* What the task asks *
Include in the output the line containing "Output a JSON" and each subsequent line of the records, through the end, transcribed exactly. Add nothing else.

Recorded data
++++++++++

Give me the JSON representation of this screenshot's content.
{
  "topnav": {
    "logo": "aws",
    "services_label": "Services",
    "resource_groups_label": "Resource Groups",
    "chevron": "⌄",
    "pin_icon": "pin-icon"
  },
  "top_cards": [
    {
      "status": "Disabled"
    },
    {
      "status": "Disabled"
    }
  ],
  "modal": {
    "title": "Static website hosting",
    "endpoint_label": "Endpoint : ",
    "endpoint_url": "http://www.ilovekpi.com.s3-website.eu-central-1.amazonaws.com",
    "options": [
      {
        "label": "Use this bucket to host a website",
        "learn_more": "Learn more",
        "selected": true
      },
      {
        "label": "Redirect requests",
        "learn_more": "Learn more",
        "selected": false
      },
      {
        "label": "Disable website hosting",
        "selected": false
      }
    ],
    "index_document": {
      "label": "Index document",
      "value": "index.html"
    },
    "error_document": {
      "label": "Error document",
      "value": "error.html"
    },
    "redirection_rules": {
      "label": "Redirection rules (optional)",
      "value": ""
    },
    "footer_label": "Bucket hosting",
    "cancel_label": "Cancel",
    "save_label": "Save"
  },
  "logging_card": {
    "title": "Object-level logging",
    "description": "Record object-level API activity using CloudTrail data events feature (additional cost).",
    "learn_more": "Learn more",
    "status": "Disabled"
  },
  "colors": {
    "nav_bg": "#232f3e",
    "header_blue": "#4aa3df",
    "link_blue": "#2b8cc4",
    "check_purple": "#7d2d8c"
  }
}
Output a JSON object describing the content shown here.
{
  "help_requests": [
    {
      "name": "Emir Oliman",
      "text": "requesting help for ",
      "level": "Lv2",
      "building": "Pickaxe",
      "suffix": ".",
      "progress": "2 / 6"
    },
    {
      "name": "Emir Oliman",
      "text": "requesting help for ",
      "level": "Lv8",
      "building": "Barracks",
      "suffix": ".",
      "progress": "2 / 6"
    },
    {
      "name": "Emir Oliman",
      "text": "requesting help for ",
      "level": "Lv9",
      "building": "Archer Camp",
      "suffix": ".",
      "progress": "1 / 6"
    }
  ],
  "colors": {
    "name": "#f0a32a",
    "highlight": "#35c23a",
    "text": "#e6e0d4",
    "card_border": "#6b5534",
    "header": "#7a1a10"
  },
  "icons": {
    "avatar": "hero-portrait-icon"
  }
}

++++++++++

* Solution for this task *
Output a JSON object describing the content shown here.
{
  "help_requests": [
    {
      "name": "Emir Oliman",
      "text": "requesting help for ",
      "level": "Lv2",
      "building": "Pickaxe",
      "suffix": ".",
      "progress": "2 / 6"
    },
    {
      "name": "Emir Oliman",
      "text": "requesting help for ",
      "level": "Lv8",
      "building": "Barracks",
      "suffix": ".",
      "progress": "2 / 6"
    },
    {
      "name": "Emir Oliman",
      "text": "requesting help for ",
      "level": "Lv9",
      "building": "Archer Camp",
      "suffix": ".",
      "progress": "1 / 6"
    }
  ],
  "colors": {
    "name": "#f0a32a",
    "highlight": "#35c23a",
    "text": "#e6e0d4",
    "card_border": "#6b5534",
    "header": "#7a1a10"
  },
  "icons": {
    "avatar": "hero-portrait-icon"
  }
}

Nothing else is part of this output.